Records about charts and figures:
== == ==

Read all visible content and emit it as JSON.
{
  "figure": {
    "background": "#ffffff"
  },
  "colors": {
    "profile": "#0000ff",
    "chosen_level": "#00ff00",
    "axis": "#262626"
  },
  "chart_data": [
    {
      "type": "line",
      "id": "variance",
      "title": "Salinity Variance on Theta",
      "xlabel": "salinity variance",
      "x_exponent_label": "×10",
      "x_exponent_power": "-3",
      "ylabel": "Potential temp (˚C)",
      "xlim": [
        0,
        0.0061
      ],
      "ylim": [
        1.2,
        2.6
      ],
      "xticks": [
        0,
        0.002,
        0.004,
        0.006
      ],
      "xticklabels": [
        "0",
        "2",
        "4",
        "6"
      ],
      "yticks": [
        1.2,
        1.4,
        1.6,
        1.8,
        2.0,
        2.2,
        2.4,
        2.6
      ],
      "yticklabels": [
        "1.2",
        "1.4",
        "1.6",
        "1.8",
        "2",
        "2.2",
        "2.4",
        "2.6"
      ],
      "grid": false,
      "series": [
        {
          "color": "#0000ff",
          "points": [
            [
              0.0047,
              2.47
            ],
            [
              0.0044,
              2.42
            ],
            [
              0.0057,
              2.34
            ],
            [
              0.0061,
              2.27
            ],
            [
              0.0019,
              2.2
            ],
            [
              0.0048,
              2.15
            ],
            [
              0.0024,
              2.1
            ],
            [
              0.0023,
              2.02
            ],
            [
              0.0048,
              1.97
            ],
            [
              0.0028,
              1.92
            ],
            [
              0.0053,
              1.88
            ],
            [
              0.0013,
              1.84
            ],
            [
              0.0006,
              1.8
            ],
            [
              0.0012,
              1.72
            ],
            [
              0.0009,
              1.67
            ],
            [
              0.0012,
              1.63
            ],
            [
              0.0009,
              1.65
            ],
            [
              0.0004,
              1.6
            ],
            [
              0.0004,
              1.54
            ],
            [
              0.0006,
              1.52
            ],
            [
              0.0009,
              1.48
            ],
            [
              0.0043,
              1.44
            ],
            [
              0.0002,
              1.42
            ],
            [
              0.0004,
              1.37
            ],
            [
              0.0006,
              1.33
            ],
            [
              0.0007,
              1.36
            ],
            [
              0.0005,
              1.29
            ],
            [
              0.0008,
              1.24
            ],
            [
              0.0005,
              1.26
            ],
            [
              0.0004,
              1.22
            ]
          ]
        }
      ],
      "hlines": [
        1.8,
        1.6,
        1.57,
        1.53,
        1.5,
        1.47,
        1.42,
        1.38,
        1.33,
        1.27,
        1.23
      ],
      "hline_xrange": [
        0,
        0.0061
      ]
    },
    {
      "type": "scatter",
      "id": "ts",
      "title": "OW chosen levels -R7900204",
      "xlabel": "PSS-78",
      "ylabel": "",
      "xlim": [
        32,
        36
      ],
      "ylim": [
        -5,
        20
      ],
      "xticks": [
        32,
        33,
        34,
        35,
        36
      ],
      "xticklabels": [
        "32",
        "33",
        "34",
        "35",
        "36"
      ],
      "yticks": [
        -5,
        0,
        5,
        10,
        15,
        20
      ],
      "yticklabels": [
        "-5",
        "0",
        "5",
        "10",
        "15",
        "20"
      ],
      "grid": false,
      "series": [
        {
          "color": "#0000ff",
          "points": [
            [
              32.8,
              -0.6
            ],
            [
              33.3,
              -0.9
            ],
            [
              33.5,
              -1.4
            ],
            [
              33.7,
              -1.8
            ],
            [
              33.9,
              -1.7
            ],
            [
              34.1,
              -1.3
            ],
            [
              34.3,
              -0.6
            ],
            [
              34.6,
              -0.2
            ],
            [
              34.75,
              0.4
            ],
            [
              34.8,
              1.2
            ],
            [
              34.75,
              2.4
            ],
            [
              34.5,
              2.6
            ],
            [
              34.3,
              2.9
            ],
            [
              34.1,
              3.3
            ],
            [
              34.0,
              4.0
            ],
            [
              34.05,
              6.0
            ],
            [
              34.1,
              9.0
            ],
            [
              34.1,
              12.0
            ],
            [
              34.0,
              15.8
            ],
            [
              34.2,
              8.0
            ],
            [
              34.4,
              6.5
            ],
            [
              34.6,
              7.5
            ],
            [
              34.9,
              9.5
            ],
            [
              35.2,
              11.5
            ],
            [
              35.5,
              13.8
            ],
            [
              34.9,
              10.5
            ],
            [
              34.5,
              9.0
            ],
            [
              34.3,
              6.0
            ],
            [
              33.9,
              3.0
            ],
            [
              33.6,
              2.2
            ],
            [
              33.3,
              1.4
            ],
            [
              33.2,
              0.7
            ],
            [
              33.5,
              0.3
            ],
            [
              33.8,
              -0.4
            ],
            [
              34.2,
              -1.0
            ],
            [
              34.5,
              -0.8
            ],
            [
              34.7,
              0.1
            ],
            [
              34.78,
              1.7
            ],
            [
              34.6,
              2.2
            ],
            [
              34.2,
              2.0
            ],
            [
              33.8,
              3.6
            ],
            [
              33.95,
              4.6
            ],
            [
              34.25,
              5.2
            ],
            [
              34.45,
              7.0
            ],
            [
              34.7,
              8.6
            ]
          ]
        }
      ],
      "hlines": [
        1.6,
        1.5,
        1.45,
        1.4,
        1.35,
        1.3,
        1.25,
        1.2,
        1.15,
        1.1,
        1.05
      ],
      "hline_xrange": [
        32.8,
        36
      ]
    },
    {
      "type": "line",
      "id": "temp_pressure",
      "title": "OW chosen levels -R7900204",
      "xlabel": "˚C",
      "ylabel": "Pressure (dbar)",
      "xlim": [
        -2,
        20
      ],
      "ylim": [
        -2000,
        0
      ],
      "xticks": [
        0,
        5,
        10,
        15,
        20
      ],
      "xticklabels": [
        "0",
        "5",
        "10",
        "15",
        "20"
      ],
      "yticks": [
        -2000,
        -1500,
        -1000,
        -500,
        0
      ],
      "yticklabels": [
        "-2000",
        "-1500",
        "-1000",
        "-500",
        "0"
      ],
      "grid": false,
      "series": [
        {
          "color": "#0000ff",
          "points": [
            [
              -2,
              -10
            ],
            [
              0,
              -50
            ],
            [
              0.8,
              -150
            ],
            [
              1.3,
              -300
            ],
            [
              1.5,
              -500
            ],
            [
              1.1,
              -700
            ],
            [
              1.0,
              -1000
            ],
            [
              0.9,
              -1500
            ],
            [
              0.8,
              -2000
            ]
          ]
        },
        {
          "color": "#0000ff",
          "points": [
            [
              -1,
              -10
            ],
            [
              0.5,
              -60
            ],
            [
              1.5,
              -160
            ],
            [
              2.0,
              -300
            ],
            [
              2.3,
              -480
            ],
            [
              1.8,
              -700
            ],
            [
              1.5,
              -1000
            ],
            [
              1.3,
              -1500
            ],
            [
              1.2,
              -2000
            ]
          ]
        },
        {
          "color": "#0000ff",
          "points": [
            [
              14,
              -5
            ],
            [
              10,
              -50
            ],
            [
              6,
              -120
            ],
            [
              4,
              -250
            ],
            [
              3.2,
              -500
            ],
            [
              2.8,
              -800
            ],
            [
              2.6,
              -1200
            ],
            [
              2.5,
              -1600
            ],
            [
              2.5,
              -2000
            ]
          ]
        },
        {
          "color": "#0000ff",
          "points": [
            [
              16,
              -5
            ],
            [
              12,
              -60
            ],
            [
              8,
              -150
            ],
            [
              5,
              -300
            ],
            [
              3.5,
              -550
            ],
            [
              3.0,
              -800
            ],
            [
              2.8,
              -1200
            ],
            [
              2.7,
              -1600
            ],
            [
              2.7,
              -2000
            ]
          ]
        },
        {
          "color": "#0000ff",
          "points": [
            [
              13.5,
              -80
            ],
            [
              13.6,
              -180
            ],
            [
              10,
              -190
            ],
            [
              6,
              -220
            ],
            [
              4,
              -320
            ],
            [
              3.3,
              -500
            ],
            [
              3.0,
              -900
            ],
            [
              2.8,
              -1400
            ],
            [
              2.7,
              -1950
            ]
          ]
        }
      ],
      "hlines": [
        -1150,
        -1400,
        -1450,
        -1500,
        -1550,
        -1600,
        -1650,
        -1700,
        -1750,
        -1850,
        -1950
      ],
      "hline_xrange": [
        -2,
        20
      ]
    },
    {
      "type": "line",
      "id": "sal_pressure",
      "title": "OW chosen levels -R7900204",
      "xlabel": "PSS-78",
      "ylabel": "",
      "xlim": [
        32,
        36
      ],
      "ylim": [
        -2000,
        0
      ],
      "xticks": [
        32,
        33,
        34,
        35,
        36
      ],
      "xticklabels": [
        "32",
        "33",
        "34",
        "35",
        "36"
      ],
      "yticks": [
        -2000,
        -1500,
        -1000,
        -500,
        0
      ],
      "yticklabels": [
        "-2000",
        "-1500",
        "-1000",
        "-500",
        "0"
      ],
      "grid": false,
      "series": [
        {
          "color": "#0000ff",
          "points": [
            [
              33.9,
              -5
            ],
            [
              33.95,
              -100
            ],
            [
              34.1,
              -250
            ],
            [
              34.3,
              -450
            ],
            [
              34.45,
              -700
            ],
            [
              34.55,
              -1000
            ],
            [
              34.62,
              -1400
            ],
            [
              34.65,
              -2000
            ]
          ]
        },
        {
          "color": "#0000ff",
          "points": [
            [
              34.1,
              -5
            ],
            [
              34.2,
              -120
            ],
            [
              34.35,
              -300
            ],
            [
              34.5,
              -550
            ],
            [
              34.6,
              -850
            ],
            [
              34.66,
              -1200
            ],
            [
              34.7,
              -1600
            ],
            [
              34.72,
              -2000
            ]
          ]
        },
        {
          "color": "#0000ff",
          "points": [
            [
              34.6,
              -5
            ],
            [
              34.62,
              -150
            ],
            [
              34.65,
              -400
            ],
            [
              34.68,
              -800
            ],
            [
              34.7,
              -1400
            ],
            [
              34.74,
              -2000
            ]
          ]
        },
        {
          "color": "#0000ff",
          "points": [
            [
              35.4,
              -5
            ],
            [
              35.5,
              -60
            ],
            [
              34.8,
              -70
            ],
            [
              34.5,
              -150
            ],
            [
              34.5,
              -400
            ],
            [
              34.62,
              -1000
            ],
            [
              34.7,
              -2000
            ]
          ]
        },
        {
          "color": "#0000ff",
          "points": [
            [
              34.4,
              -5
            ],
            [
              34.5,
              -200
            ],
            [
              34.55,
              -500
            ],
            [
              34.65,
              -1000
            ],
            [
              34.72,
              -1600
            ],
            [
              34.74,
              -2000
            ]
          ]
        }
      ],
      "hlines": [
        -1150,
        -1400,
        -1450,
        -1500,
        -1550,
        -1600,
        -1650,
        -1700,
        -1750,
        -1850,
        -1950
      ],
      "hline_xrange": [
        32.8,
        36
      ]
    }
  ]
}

== == ==

Check each line of the records for the word "xlabel" and extract those that contain it.

> [COMPLETE RESPONSE]
      "xlabel": "salinity variance",
      "xlabel": "PSS-78",
      "xlabel": "˚C",
      "xlabel": "PSS-78",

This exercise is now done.